### Working data
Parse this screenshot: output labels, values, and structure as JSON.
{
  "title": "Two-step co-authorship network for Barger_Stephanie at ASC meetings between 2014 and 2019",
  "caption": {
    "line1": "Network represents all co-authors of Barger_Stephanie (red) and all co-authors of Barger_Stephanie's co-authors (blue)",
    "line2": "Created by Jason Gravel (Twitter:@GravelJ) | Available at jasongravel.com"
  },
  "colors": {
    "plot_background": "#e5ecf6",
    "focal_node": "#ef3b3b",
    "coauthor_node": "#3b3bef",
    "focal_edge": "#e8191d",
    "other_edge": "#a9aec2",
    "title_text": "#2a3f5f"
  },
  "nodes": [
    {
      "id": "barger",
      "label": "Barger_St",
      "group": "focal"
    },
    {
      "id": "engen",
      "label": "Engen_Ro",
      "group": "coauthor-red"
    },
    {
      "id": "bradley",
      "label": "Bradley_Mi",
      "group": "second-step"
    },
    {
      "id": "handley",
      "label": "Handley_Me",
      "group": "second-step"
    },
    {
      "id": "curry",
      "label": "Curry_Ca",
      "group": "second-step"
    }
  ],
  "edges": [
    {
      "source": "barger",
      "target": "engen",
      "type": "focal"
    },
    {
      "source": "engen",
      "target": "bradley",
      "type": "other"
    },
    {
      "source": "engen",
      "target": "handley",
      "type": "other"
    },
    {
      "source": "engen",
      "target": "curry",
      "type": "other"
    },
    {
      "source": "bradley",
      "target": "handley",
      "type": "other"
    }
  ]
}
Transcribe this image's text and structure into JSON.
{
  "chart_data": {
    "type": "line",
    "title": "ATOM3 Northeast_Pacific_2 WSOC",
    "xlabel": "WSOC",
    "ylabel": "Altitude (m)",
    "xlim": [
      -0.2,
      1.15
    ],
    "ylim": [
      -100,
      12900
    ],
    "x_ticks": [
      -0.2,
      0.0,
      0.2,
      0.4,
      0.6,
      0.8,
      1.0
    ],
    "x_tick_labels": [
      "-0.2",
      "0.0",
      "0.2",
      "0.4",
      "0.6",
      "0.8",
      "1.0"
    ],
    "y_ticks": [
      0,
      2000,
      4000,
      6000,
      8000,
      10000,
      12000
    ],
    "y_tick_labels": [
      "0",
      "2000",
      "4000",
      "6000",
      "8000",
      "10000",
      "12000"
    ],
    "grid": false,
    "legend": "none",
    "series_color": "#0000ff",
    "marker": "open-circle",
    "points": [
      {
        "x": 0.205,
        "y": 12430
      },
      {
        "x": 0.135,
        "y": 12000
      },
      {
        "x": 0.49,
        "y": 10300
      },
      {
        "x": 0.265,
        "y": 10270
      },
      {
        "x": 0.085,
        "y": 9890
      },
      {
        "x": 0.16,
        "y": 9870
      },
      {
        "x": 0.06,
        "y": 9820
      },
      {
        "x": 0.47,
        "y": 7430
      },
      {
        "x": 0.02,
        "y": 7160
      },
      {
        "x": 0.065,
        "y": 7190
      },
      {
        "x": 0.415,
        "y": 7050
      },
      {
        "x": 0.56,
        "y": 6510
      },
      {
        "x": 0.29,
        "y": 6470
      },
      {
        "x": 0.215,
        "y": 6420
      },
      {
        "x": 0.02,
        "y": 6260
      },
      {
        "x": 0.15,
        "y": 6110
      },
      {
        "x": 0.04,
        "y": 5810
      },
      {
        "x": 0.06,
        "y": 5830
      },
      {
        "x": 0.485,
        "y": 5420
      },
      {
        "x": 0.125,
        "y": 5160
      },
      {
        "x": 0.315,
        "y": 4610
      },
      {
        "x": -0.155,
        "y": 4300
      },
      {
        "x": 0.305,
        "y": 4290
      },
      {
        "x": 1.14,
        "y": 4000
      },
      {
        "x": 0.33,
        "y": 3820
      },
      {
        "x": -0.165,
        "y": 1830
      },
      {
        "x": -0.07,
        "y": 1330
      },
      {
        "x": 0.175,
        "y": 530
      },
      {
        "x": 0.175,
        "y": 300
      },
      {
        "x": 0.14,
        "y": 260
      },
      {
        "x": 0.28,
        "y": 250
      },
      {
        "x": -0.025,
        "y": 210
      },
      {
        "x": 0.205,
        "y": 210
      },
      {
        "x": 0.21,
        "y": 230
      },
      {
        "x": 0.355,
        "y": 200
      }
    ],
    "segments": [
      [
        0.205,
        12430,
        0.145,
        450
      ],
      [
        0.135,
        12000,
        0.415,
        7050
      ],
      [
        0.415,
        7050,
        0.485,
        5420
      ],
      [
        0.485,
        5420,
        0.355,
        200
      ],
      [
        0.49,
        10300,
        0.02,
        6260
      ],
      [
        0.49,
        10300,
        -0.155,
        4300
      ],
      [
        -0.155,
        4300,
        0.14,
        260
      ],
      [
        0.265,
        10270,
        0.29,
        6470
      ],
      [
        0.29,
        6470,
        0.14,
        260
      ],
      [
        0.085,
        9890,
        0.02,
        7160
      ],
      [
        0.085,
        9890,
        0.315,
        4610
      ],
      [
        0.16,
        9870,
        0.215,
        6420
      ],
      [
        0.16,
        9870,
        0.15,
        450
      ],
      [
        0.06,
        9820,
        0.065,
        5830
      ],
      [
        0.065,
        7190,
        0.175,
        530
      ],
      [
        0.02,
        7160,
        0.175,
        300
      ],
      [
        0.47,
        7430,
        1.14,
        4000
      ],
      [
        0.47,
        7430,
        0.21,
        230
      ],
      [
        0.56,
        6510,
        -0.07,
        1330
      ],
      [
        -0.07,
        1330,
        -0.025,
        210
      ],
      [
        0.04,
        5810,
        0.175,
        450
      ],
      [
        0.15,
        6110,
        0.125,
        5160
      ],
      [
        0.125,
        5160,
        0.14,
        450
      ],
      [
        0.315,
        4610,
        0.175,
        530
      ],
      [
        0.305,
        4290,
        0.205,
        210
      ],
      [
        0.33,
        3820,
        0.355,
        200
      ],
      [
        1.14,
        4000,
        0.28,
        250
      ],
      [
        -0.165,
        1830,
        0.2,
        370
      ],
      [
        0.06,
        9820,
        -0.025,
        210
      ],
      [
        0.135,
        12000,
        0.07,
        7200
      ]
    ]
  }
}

### What you need to do
Give only the number of lines in the data that include the string "structure".

### Solved exercise
2